_Tâche à réaliser 1_
Dans l'article sur le siège des grandes entreprises, par combien de voix les députés ont-ils approuvé le projet de loi d'habilitation du Gouvernement ?
_Tâche à réaliser 2_
Recopiez, dans l'article sur le siège des grandes entreprises, le passage allant de « Pour faciliter la » jusqu'à « au niveau international. ».

_Extrait du document_

○ ○ ○ ○

Commentaire
Après l’adoption par le Parlement burkinabè le 29 décembre 2025 de la loi portant obligation pour les grandes entreprises, de construire un siège au Burkina Faso, place aux mesures fiscales d’accompagnement des entreprise concernées par cette obligation.
Les députés de l’Assemblée législative de transition (ALT), ont adopté le lundi 29 décembre 2025 à l’unanimité, le projet de loi portant obligation pour les grandes entreprises, de construire un siège au Burkina Faso. Ils ont, par ailleurs, approuvé par 66 voix pour et 02 contre, le projet de loi portant habilitation du Gouvernement, à ratifier par voie d’ordonnance, au titre de l’année 2026, les accords et conventions signés par le Burkina Faso avec les partenaires techniques et financiers.
Selon Madame le ministre délégué, chargé du Budget, Fatoumata BAKO/TRAORE, la loi portant obligation pour les grandes entreprises de construire un siège au Burkina Faso a pour objectif, de renforcer l’investissement immobilier. Elle vise également la création d’emplois et le renforcement de la mobilisation des ressources fiscales au niveau interne.
Pour faciliter la mise en œuvre de cette obligation par les grandes entreprises, il est prévu au niveau de la loi, des mesures incitatives, en termes d’exonérations fiscales et douanières, concernant l’achat de certains équipements. Par ailleurs, rapporte la Direction de la communication du ministère des Finances, il est fait obligation à ces entreprises, de faire appel aux entreprises nationales, pour la construction de leur siège.
La deuxième loi adoptée par l’ALT, porte sur l’habilitation du Gouvernement, à ratifier par voie d’ordonnance, les accords et conventions signés par le Burkina Faso et les partenaires techniques et financiers (PTF). Cette loi de finances donne donc l’autorisation au Gouvernement, de pouvoir rechercher des financements au niveau international.
Elle permet selon le gouvernement, de réduire les délais d’entrée en vigueur des conventions et accords de prêts signés avec les PTF, de six (06) et treize (13) mois, à (02) et quatre (04) mois.

○ ○ ○ ○

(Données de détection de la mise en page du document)
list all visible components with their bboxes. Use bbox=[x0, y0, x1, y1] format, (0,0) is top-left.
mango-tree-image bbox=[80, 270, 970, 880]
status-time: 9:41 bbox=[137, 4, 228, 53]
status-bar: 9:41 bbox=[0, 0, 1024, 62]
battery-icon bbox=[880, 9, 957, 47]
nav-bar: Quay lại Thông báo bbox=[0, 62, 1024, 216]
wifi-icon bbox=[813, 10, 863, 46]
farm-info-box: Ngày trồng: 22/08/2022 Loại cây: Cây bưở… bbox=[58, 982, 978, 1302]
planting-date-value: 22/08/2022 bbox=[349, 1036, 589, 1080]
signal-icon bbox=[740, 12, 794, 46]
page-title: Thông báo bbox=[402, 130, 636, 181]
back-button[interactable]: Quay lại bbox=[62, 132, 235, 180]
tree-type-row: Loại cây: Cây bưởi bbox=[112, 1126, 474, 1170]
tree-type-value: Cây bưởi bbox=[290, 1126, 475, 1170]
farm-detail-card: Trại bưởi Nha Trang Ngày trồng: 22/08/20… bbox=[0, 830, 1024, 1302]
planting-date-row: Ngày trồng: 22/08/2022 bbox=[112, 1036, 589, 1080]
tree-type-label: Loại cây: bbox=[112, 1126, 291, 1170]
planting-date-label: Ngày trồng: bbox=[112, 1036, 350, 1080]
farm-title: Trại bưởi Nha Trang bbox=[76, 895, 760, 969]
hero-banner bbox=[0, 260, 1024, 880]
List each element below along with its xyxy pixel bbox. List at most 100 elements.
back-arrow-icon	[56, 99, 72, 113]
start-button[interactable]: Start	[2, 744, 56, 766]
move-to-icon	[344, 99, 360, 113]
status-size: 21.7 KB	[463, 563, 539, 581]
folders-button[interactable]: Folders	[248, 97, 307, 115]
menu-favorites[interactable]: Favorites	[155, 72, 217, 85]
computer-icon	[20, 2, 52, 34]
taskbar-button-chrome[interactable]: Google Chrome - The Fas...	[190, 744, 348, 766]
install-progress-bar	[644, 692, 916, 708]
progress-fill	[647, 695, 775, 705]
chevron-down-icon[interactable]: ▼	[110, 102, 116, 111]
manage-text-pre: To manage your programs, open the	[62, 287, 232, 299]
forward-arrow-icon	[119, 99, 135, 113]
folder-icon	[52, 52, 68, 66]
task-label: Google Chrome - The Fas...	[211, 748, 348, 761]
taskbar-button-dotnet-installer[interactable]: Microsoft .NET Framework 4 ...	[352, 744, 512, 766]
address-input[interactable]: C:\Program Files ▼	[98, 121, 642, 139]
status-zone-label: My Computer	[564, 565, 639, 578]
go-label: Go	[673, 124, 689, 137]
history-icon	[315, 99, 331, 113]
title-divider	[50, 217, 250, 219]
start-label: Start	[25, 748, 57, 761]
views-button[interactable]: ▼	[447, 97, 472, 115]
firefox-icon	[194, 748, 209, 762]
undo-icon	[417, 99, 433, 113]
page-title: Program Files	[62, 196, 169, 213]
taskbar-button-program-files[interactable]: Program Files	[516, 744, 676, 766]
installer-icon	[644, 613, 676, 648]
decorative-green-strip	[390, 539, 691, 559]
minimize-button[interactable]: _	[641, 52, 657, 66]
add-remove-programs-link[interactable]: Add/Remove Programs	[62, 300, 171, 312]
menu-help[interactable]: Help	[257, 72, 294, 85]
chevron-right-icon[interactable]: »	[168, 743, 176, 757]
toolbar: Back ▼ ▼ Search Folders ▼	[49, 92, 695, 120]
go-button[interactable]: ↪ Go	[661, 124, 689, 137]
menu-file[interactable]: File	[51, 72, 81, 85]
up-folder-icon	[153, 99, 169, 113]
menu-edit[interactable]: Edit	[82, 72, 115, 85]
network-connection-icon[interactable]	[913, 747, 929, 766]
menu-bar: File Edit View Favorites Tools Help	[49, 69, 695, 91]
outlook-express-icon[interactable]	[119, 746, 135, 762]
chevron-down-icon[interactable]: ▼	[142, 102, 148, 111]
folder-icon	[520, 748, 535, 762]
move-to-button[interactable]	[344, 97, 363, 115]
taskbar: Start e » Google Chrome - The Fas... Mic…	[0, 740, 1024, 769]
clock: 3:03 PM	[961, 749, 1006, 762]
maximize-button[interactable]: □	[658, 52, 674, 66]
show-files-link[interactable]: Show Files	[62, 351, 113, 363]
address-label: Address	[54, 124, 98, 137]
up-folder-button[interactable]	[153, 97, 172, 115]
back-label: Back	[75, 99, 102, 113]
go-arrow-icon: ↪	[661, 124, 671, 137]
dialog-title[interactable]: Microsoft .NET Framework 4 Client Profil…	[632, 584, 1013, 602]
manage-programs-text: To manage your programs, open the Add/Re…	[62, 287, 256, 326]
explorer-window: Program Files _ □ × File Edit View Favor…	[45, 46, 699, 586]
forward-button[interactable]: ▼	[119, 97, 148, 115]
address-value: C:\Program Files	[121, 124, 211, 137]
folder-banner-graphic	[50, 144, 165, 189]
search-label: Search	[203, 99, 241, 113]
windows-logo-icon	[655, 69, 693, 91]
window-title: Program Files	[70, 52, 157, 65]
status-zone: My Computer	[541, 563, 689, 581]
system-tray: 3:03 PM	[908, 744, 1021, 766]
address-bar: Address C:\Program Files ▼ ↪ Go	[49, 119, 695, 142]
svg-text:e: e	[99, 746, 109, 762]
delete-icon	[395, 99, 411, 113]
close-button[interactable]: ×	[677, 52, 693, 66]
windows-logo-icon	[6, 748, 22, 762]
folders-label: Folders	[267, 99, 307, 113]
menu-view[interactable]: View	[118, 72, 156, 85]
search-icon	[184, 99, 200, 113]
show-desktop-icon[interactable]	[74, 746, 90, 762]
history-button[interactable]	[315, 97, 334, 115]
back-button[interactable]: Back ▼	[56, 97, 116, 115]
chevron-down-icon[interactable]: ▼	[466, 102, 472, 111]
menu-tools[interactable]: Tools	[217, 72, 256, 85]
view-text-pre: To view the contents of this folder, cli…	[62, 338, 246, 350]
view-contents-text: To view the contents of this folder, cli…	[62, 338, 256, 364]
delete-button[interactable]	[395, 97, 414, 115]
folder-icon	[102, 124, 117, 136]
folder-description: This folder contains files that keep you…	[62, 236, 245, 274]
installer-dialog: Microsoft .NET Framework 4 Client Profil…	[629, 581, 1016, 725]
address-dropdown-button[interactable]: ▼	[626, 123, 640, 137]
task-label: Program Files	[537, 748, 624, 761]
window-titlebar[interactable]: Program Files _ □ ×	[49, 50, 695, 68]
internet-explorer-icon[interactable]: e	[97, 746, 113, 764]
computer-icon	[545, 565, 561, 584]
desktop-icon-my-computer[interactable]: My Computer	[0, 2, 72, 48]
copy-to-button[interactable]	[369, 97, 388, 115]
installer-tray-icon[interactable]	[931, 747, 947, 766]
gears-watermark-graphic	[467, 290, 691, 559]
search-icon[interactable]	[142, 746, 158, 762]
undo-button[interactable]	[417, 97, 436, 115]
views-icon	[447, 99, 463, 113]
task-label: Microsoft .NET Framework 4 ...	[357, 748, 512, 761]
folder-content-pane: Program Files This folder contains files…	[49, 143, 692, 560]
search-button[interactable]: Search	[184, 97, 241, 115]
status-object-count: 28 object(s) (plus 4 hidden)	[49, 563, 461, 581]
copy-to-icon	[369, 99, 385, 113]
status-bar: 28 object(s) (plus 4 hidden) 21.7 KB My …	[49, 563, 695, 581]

○ ○ ○ ○

_Votre réponse 1_
Par 66 voix pour et 02 contre.

_Votre réponse 2_
Pour faciliter la mise en œuvre de cette obligation par les grandes entreprises, il est prévu au niveau de la loi, des mesures incitatives, en termes d’exonérations fiscales et douanières, concernant l’achat de certains équipements. Par ailleurs, rapporte la Direction de la communication du ministère des Finances, il est fait obligation à ces entreprises, de faire appel aux entreprises nationales, pour la construction de leur siège.
La deuxième loi adoptée par l’ALT, porte sur l’habilitation du Gouvernement, à ratifier par voie d’ordonnance, les accords et conventions signés par le Burkina Faso et les partenaires techniques et financiers (PTF). Cette loi de finances donne donc l’autorisation au Gouvernement, de pouvoir rechercher des financements au niveau international.